TAREFAS A REALIZAR>
• 1. Enumere todos os nomes terminados em «-istão» que surgem no excerto sobre a geografia da ideologia.
• 2. Reproduza, sem alterações, o trecho do excerto sobre a geografia da ideologia que vai de “Esta representação evoca, de” a “nos direitos humanos.”.

EXCERTO>
4. A Geografia da Ideologia: Trumpistão, Putinistão e Bastardistão

4.1. A Divisão do Mundo em Blocos Ideológicos
 
    Ao fundo, vemos o globo terrestre dividido. De um lado, o “Trumpistão”; do outro, o “Putinistão”. Esta bipartição não representa nações reais, mas sim zonas de influência ideológica, como se o mundo estivesse a ser repartido por duas potências autoritárias concorrentes, mas paradoxalmente aliadas. Trata-se de uma distorção do mapa-múndi que substitui fronteiras políticas por fronteiras simbólicas, representando a guerra ideológica em curso.
    Esta representação evoca, de forma distorcida, a lógica da Guerra Fria, mas sem o contraponto da democracia liberal. Aqui, não há um “mundo livre” (o bloco ocidental) — apenas dois modelos de autoritarismo que se fortalecem mutuamente.

4.2. Bastardistão: O Mundo Bastardo
 
    A inscrição “DIE WELT BASTARDISTAN” em letras vermelhas chama imediatamente a atenção. “Die Welt” significa “o mundo” em alemão; o termo inventado “Bastardistão” insinua que o mundo está a ser dominado por regimes violentos e sanguinários. Este conceito remete à ideia de que a política internacional foi sequestrada por figuras que destroem valores universais, deslegitimando qualquer noção de ordem global assente no direito, na ética ou nos direitos humanos.

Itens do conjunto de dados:
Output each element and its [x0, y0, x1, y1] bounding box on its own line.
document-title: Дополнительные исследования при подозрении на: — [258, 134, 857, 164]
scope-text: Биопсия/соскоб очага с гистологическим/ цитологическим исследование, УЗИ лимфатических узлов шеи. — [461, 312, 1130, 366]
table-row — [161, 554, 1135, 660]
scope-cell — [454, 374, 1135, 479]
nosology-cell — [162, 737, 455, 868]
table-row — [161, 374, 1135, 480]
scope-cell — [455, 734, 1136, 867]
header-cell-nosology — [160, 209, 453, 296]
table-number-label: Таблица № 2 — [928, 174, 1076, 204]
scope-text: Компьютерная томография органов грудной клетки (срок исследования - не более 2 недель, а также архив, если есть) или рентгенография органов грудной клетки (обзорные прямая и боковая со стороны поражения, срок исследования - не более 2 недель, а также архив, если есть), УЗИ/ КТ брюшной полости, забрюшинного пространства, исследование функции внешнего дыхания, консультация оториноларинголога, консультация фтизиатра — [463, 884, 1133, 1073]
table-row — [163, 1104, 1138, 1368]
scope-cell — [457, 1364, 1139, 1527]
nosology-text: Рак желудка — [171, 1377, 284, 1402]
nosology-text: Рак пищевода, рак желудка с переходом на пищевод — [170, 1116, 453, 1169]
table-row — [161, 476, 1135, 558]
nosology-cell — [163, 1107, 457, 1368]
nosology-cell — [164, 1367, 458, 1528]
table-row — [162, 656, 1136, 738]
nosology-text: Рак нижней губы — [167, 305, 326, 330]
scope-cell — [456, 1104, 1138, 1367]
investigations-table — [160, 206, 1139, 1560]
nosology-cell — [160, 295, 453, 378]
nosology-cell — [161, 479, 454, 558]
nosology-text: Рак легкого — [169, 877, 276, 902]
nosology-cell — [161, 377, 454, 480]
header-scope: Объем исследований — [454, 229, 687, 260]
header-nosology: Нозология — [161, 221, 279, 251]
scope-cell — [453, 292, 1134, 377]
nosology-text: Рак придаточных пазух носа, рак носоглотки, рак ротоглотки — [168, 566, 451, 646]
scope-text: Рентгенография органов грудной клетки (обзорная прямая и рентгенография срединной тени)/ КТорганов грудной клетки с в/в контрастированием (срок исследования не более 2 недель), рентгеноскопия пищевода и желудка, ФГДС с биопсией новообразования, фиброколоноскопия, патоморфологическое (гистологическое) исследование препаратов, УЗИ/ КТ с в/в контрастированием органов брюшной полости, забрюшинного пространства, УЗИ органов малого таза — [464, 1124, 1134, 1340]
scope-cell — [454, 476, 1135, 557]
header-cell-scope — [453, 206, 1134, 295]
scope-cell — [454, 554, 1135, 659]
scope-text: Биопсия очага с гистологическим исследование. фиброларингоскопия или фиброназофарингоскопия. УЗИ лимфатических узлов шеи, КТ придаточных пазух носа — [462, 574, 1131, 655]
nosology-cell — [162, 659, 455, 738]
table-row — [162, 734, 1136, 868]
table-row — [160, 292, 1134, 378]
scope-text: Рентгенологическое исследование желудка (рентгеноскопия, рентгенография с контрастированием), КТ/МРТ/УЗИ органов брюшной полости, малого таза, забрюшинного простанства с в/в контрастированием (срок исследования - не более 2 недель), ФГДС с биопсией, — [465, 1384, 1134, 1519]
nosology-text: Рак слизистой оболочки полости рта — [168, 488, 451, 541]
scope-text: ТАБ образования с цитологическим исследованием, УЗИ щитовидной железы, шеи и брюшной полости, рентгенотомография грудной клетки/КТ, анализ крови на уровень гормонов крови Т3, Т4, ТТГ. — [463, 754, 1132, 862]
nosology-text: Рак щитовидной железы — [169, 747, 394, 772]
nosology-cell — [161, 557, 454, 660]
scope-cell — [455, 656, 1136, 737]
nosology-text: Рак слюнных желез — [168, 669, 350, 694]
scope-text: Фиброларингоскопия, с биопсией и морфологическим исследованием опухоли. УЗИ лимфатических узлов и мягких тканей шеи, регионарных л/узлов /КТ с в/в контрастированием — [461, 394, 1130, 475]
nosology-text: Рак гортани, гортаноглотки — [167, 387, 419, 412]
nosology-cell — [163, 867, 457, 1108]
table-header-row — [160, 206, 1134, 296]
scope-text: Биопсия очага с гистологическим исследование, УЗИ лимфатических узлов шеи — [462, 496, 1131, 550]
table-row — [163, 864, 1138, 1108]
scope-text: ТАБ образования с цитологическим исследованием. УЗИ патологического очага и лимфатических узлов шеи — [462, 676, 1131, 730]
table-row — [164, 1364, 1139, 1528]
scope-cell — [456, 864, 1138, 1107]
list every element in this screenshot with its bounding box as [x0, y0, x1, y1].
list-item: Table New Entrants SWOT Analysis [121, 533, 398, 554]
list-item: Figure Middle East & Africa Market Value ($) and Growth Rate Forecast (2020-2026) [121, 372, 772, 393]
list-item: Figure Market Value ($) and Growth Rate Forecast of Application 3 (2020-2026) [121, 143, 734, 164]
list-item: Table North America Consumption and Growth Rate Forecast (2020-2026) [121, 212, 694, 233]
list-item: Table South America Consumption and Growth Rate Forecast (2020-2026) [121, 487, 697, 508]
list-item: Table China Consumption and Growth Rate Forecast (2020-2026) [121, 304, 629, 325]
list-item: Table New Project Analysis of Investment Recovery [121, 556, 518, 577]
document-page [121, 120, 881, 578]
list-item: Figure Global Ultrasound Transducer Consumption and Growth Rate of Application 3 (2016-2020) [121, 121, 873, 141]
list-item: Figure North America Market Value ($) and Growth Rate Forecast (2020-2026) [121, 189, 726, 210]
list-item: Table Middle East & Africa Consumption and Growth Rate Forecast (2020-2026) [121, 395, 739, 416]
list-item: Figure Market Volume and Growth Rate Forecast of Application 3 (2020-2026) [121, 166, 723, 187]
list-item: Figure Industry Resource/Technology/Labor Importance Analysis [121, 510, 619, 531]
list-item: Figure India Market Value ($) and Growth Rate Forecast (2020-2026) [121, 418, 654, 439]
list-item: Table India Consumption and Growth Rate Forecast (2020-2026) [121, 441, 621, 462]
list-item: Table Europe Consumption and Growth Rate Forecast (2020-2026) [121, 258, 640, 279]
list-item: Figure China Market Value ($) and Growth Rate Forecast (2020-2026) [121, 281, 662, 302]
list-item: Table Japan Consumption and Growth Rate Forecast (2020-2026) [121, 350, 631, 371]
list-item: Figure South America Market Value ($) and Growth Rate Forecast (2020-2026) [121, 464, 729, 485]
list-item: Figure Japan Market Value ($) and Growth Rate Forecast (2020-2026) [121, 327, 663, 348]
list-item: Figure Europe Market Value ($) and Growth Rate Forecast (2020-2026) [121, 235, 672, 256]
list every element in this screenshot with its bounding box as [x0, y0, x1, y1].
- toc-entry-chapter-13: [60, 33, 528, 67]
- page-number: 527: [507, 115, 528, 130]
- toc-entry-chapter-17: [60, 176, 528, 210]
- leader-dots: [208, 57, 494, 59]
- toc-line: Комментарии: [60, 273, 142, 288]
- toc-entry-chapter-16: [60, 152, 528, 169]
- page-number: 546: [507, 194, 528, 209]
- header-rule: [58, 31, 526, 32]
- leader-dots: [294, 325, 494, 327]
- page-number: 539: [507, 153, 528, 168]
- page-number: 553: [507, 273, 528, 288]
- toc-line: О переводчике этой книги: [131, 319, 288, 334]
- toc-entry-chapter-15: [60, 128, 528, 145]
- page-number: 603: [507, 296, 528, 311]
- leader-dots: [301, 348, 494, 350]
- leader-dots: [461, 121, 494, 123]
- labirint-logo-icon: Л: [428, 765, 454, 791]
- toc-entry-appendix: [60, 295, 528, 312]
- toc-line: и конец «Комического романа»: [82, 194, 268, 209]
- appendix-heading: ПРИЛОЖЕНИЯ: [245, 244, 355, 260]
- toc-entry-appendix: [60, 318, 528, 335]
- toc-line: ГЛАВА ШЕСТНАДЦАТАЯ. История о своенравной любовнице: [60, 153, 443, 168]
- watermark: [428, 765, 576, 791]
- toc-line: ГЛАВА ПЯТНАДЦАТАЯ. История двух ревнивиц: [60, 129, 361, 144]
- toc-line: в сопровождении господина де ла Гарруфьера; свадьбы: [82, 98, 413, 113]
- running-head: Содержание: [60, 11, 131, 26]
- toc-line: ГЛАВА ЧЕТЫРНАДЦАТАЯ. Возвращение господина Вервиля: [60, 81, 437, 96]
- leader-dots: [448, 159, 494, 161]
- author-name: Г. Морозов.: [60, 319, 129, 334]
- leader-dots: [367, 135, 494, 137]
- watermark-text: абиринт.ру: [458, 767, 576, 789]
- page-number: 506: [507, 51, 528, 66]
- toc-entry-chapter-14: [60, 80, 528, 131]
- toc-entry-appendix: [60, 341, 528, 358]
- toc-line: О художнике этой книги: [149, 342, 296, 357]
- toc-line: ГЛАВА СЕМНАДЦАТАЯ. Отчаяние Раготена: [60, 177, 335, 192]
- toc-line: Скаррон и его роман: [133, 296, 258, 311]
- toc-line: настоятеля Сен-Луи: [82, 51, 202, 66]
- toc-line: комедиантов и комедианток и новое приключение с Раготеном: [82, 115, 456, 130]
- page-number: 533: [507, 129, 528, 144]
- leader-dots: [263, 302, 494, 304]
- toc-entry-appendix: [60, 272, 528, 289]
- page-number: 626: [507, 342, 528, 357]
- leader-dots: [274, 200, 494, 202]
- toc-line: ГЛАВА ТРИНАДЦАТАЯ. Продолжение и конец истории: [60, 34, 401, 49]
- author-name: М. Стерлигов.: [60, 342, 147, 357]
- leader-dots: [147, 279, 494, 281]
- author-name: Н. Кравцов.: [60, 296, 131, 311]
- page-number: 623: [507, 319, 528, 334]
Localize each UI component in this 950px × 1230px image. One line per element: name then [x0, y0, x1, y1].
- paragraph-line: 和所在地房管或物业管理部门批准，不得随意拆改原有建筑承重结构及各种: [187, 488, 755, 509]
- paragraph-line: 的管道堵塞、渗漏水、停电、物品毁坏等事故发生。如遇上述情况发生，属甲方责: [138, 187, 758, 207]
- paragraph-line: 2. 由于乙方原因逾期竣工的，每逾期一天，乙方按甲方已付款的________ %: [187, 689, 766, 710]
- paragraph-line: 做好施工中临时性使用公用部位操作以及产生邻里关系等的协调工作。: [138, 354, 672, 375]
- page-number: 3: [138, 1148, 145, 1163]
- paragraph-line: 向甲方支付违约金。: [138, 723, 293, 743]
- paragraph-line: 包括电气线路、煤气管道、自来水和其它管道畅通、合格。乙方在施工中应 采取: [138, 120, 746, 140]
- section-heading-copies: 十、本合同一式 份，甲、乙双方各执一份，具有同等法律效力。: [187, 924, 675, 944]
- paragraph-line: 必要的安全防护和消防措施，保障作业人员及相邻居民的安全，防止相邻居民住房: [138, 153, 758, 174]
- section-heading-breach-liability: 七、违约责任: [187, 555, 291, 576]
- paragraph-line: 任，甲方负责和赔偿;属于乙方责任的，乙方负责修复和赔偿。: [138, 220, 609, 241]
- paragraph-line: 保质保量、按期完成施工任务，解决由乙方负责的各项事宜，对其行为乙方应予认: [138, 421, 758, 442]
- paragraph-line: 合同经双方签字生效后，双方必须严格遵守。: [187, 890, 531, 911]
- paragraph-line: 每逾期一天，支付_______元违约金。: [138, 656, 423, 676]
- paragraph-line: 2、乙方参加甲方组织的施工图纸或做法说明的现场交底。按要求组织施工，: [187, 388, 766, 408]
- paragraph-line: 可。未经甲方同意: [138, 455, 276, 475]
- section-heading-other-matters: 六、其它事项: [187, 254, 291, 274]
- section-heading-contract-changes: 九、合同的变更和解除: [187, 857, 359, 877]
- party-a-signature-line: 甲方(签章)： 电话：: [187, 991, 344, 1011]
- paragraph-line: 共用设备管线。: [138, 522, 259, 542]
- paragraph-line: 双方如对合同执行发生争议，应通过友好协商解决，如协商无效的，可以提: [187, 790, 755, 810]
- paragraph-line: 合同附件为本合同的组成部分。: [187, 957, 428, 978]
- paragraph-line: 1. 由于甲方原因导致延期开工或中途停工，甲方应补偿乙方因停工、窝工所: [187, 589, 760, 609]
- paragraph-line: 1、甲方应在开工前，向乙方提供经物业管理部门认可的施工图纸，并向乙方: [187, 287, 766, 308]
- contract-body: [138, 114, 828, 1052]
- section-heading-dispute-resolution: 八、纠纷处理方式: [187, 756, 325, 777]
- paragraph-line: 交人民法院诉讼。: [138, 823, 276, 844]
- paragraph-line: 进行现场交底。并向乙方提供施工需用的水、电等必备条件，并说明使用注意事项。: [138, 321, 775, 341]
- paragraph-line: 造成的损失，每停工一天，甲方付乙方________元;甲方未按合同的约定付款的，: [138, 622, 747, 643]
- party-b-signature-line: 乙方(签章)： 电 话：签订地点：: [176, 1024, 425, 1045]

RESPOSTAS FINAIS>
• 1. Trumpistão, Putinistão, Bastardistão

• 2.
Esta representação evoca, de forma distorcida, a lógica da Guerra Fria, mas sem o contraponto da democracia liberal. Aqui, não há um “mundo livre” (o bloco ocidental) — apenas dois modelos de autoritarismo que se fortalecem mutuamente.

4.2. Bastardistão: O Mundo Bastardo
 
    A inscrição “DIE WELT BASTARDISTAN” em letras vermelhas chama imediatamente a atenção. “Die Welt” significa “o mundo” em alemão; o termo inventado “Bastardistão” insinua que o mundo está a ser dominado por regimes violentos e sanguinários. Este conceito remete à ideia de que a política internacional foi sequestrada por figuras que destroem valores universais, deslegitimando qualquer noção de ordem global assente no direito, na ética ou nos direitos humanos.